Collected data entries
>> begin

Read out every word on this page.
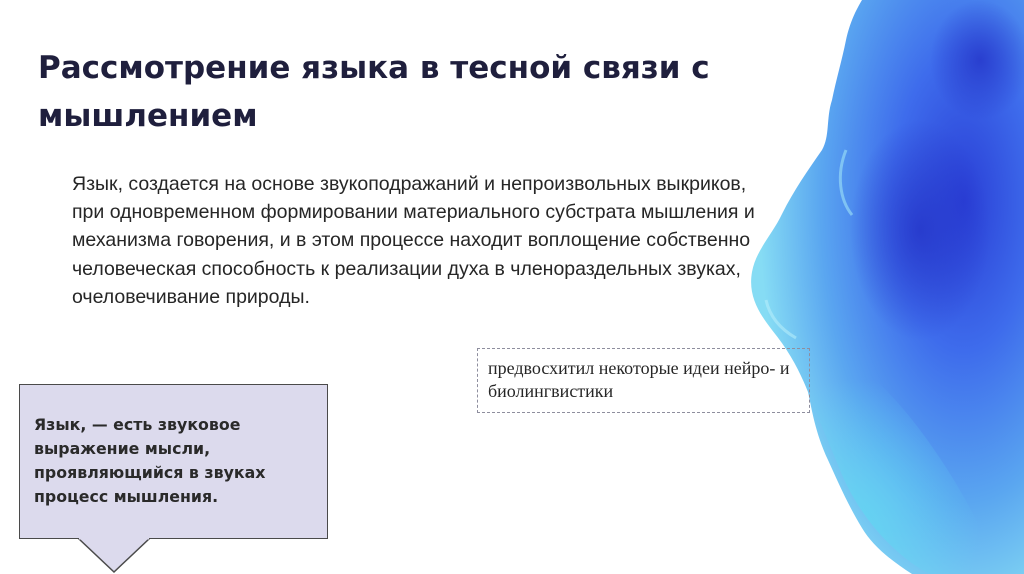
Рассмотрение языка в тесной связи с мышлением

Язык, создается на основе звукоподражаний и непроизвольных выкриков, при одновременном формировании материального субстрата мышления и механизма говорения, и в этом процессе находит воплощение собственно человеческая способность к реализации духа в членораздельных звуках, очеловечивание природы.

предвосхитил некоторые идеи нейро- и биолингвистики
Язык, — есть звуковое выражение мысли, проявляющийся в звуках процесс мышления.
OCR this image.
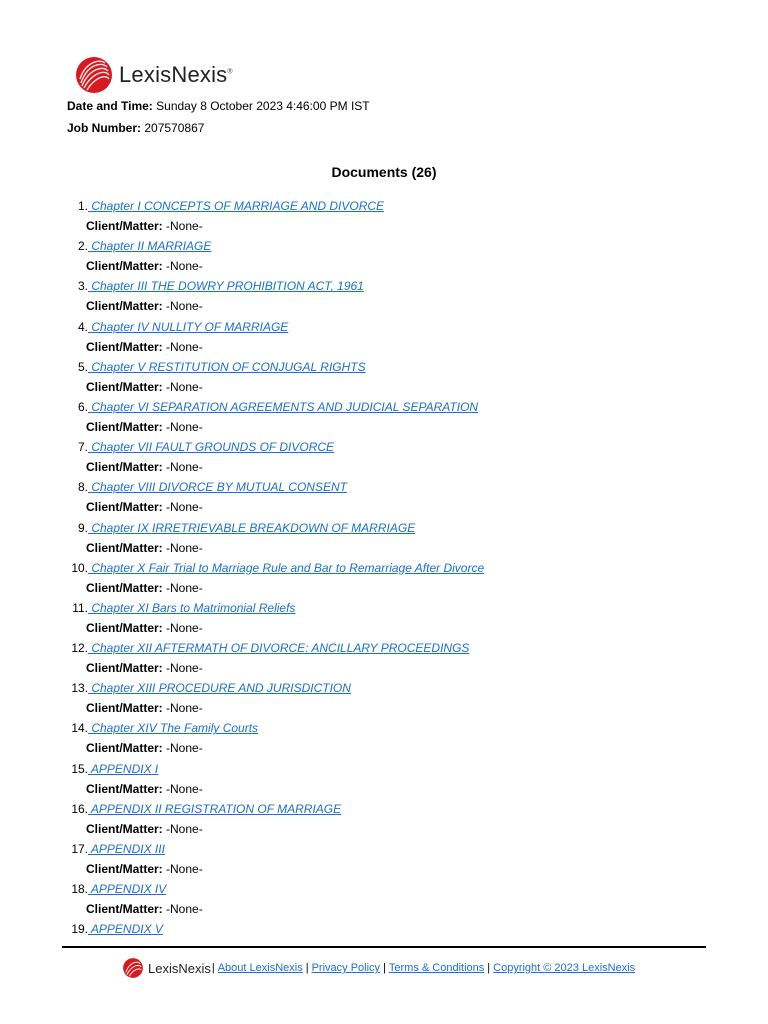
LexisNexis®
Date and Time: Sunday 8 October 2023 4:46:00 PM IST
Job Number: 207570867
Documents (26)
1. Chapter I CONCEPTS OF MARRIAGE AND DIVORCE
Client/Matter: -None-
2. Chapter II MARRIAGE
Client/Matter: -None-
3. Chapter III THE DOWRY PROHIBITION ACT, 1961
Client/Matter: -None-
4. Chapter IV NULLITY OF MARRIAGE
Client/Matter: -None-
5. Chapter V RESTITUTION OF CONJUGAL RIGHTS
Client/Matter: -None-
6. Chapter VI SEPARATION AGREEMENTS AND JUDICIAL SEPARATION
Client/Matter: -None-
7. Chapter VII FAULT GROUNDS OF DIVORCE
Client/Matter: -None-
8. Chapter VIII DIVORCE BY MUTUAL CONSENT
Client/Matter: -None-
9. Chapter IX IRRETRIEVABLE BREAKDOWN OF MARRIAGE
Client/Matter: -None-
10. Chapter X Fair Trial to Marriage Rule and Bar to Remarriage After Divorce
Client/Matter: -None-
11. Chapter XI Bars to Matrimonial Reliefs
Client/Matter: -None-
12. Chapter XII AFTERMATH OF DIVORCE: ANCILLARY PROCEEDINGS
Client/Matter: -None-
13. Chapter XIII PROCEDURE AND JURISDICTION
Client/Matter: -None-
14. Chapter XIV The Family Courts
Client/Matter: -None-
15. APPENDIX I
Client/Matter: -None-
16. APPENDIX II REGISTRATION OF MARRIAGE
Client/Matter: -None-
17. APPENDIX III
Client/Matter: -None-
18. APPENDIX IV
Client/Matter: -None-
19. APPENDIX V
LexisNexis | About LexisNexis | Privacy Policy | Terms & Conditions | Copyright © 2023 LexisNexis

>> end

Problem
Beginning with the line that contains "OCR this image.", repeat every remaining line of the data exactly, the last line included, and omit pictures.

Reply
OCR this image.
LexisNexis®
Date and Time: Sunday 8 October 2023 4:46:00 PM IST
Job Number: 207570867
Documents (26)
1. Chapter I CONCEPTS OF MARRIAGE AND DIVORCE
Client/Matter: -None-
2. Chapter II MARRIAGE
Client/Matter: -None-
3. Chapter III THE DOWRY PROHIBITION ACT, 1961
Client/Matter: -None-
4. Chapter IV NULLITY OF MARRIAGE
Client/Matter: -None-
5. Chapter V RESTITUTION OF CONJUGAL RIGHTS
Client/Matter: -None-
6. Chapter VI SEPARATION AGREEMENTS AND JUDICIAL SEPARATION
Client/Matter: -None-
7. Chapter VII FAULT GROUNDS OF DIVORCE
Client/Matter: -None-
8. Chapter VIII DIVORCE BY MUTUAL CONSENT
Client/Matter: -None-
9. Chapter IX IRRETRIEVABLE BREAKDOWN OF MARRIAGE
Client/Matter: -None-
10. Chapter X Fair Trial to Marriage Rule and Bar to Remarriage After Divorce
Client/Matter: -None-
11. Chapter XI Bars to Matrimonial Reliefs
Client/Matter: -None-
12. Chapter XII AFTERMATH OF DIVORCE: ANCILLARY PROCEEDINGS
Client/Matter: -None-
13. Chapter XIII PROCEDURE AND JURISDICTION
Client/Matter: -None-
14. Chapter XIV The Family Courts
Client/Matter: -None-
15. APPENDIX I
Client/Matter: -None-
16. APPENDIX II REGISTRATION OF MARRIAGE
Client/Matter: -None-
17. APPENDIX III
Client/Matter: -None-
18. APPENDIX IV
Client/Matter: -None-
19. APPENDIX V
LexisNexis | About LexisNexis | Privacy Policy | Terms & Conditions | Copyright © 2023 LexisNexis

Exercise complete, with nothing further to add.